Questions:
**a.** Answer these questions from the Media Lens text, one answer per line:
(i) What is the forum mostly used for?
(ii) Since what year has Qaddafi been in power?
(iii) Which names have reporters mistakenly used in place of 'Libya' and 'Qaddafi'?
**b.** Using the Media Lens text, explain in one to three sentences why it now seems that no deal with Qaddafi is possible.
**c.** Continue the Media Lens text on war reporting from the point where it stops.

Text:
================
We have two separate sites: the Media Lens message board and the forum. The forum is mostly for archiving useful material and for long-term discussions. The message board has become a very important resource. We’ve had a lot of problems with it over the years, but we’ve now got a group of very smart and committed regular posters sharing excellent material, sources and commentary.
Looking at the difference in media coverage between the invasion of Iraq and current intervention in Libya, do you think the rhetoric of war reporting has changed since 2003?
Journalists appear not to think so. There has been an epidemic of reporters mistakenly referring to ‘Iraq’ and ‘Saddam Hussein’ rather than ‘Libya’ and ‘Qaddafi’. It really is Permanent War – the same war being fought over and over again with the same Incarnation of Evil, the same Just Cause, and the same need for military action with all peaceful alternatives somehow completely unachievable.
Sometimes you can work things out just from knowing the basic facts. Qaddafi has been in power since 1969. He’s a ruthless cynic and survivor. He has done numerous deals with the greedy predators of the West. He knows what they want, knows what he needs to do to placate them. Even four years ago, Blair was able to do a ‘deal in the desert’ with him. But suddenly, after four decades, no deal is possible. Why? Almost certainly because a deal isn’t being sought by the West. As in Iraq, peace is the threat, not the goal. The goal is regime change.
================
(Source records)
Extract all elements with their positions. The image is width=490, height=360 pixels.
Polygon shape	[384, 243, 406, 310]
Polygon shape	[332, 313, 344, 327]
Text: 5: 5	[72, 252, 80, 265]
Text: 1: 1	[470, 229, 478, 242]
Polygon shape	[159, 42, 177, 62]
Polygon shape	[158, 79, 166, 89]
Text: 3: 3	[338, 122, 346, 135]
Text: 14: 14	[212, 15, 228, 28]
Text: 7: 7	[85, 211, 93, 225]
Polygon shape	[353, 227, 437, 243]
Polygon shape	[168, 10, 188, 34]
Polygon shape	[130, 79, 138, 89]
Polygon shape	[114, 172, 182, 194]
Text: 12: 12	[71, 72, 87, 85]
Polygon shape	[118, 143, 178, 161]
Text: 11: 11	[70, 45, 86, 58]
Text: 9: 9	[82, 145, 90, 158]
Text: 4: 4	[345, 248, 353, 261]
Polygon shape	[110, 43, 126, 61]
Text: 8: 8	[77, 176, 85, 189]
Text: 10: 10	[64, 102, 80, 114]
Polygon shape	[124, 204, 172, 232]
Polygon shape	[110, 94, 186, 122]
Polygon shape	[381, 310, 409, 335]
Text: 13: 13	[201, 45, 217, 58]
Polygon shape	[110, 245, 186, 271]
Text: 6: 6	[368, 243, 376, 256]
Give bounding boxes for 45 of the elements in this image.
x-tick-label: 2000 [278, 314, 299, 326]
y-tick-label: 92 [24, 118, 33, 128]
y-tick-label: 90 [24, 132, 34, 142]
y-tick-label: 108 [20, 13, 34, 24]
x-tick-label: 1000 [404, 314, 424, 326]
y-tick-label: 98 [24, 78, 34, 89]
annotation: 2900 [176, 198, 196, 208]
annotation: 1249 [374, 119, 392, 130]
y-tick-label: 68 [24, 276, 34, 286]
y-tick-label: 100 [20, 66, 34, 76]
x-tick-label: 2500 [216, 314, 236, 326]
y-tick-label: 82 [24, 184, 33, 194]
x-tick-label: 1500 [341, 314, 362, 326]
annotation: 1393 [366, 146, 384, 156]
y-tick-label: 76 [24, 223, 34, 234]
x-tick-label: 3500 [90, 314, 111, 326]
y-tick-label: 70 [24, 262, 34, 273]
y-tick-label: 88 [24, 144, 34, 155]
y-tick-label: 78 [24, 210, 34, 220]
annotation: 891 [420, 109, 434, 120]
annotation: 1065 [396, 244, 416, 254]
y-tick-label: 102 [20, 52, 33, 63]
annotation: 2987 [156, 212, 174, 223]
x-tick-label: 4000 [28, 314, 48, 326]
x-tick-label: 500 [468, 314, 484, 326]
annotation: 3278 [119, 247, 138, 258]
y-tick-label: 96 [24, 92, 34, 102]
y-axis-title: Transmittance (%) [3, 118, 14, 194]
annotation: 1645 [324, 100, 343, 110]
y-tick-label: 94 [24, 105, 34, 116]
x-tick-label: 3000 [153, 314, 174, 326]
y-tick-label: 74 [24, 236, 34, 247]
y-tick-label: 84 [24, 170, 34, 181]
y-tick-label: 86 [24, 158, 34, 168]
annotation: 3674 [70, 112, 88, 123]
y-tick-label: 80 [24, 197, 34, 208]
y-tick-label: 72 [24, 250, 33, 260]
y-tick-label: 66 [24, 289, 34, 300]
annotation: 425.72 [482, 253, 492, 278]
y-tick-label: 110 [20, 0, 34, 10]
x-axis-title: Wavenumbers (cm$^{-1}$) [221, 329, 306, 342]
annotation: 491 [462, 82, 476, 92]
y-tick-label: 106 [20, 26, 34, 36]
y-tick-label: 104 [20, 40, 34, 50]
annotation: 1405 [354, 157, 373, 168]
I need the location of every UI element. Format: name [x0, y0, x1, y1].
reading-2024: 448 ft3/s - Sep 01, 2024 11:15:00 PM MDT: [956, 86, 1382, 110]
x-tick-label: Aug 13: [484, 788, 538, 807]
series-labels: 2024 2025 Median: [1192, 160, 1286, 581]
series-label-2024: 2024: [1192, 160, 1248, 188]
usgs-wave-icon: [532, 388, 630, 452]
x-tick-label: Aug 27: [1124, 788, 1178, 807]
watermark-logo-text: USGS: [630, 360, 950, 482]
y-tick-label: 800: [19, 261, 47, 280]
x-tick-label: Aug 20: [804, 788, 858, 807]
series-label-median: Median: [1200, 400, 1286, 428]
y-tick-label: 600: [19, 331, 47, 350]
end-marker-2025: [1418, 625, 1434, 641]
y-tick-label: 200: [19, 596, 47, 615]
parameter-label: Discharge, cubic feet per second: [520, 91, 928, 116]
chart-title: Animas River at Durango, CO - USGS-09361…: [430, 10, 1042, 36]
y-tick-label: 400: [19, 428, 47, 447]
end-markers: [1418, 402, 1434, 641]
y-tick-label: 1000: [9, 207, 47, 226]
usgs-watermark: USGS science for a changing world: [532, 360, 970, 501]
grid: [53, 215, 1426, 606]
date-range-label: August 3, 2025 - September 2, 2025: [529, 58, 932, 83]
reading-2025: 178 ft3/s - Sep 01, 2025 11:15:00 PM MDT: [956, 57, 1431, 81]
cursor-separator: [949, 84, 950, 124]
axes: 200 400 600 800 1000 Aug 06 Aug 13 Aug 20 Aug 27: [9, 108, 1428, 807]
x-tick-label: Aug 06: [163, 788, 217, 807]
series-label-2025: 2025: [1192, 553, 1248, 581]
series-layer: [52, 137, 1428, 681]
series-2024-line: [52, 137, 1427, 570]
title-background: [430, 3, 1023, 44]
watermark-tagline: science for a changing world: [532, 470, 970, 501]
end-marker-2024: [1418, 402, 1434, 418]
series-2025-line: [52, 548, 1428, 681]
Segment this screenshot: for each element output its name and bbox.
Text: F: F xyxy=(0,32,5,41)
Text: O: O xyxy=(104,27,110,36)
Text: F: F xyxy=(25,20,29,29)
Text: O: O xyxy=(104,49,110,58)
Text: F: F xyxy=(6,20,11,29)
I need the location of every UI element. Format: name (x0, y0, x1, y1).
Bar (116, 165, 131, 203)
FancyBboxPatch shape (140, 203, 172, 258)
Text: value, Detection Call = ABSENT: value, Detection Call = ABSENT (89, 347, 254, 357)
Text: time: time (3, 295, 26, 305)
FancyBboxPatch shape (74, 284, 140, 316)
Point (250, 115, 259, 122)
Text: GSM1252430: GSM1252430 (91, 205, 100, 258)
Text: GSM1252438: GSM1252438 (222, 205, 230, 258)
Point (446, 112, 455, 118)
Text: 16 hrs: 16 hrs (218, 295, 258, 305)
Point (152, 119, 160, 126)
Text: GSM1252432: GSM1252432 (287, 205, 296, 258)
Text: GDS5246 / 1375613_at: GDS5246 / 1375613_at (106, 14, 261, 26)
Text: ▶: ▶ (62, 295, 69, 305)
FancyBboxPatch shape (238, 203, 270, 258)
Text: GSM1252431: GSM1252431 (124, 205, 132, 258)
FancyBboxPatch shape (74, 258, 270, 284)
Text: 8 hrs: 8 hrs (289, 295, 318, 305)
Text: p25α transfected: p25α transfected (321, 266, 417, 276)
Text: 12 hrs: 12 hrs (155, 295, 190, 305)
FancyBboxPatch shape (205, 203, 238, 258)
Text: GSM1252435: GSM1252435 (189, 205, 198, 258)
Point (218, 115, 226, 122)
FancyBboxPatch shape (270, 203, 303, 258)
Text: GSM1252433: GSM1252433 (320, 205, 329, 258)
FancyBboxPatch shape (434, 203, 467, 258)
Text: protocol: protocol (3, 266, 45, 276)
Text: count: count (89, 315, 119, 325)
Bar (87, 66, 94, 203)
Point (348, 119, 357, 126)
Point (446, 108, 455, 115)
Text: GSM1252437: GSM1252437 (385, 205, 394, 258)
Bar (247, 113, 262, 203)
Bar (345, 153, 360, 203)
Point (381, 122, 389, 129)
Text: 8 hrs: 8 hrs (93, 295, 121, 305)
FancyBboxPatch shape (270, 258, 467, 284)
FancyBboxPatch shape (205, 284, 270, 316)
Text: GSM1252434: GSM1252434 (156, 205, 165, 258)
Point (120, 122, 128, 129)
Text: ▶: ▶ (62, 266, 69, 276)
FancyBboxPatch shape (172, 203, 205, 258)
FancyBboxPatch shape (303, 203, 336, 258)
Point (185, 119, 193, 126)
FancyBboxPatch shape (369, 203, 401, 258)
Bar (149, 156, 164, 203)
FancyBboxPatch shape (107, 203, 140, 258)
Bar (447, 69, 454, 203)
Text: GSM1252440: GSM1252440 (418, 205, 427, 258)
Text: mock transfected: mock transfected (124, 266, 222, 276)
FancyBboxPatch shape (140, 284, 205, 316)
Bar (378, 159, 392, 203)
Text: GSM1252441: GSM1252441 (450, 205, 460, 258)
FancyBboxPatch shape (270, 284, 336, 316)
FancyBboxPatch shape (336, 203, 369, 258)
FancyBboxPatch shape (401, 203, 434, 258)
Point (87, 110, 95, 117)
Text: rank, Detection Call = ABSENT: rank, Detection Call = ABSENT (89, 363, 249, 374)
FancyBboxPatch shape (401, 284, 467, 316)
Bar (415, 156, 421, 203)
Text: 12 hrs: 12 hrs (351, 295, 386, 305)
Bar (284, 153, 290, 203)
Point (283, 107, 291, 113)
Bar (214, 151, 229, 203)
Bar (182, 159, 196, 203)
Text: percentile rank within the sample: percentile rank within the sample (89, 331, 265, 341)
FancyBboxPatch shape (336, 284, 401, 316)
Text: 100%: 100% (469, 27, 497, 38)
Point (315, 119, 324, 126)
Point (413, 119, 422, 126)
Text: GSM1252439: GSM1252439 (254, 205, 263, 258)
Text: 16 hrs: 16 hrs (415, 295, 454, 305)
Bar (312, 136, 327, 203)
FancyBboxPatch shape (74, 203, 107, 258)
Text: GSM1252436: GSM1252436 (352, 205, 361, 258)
================
Solved problems:
**a.**
(i) Archiving useful material and long-term discussions.
(ii) 1969.
(iii) 'Iraq' and 'Saddam Hussein'.

**b.** Almost certainly the West is not seeking a deal, even though Qaddafi has made many deals with it before and knows how to placate it. As in Iraq, peace is seen as the threat rather than the goal, and the real aim is regime change.

**c.**
Why? Secret diplomatic cables released by WikiLeaks provide some clues. The following cable was sent from the US embassy in Tripoli to the State Department in August 2008:
“Libya’s economy is almost entirely dependent on oil and gas. Libya has the largest proven oil reserves (43.6 billion barrels) and the third largest proven natural gas reserves (1.5 billion cubic meters) on the African continent. Libya currently produces about 1.7 million barrels/day of oil; only Angola and Nigeria produce more in Africa…
“… Major US energy companies active in Libya include Amerada Hess, ConocoPhillips, Marathon, Chevron, ExxonMobil and Occidental. Joint ventures involving US companies currently account for about 510,000 barrels/day of Libya’s 1.7 million barrels/day production. A large number of small to mid-sized US oil and gas services companies are also working in Libya.”
A cable sent from the US embassy in Tripoli in November 2007 communicated US concerns about the direction being taken by Libya’s leadership:
“Libya needs to exploit its hydrocarbon resources to provide for its rapidly-growing, relatively young population. To do so, it requires extensive foreign investment and participation by credible international oil companies. Reformist elements in the Libyan government and the small but growing private sector recognize this reality. But those who dominate Libya’s political and economic leadership are pursuing increasingly nationalistic policies in the energy sector that could jeopardize efficient exploitation of Libya’s extensive oil and gas reserves. Effective US engagement on this issue should take the form of demonstrating the clear downsides to the government of Libya of pursuing this approach, particularly with respect to attracting participation by credible international oil companies in the oil/gas sector and foreign direct investment.”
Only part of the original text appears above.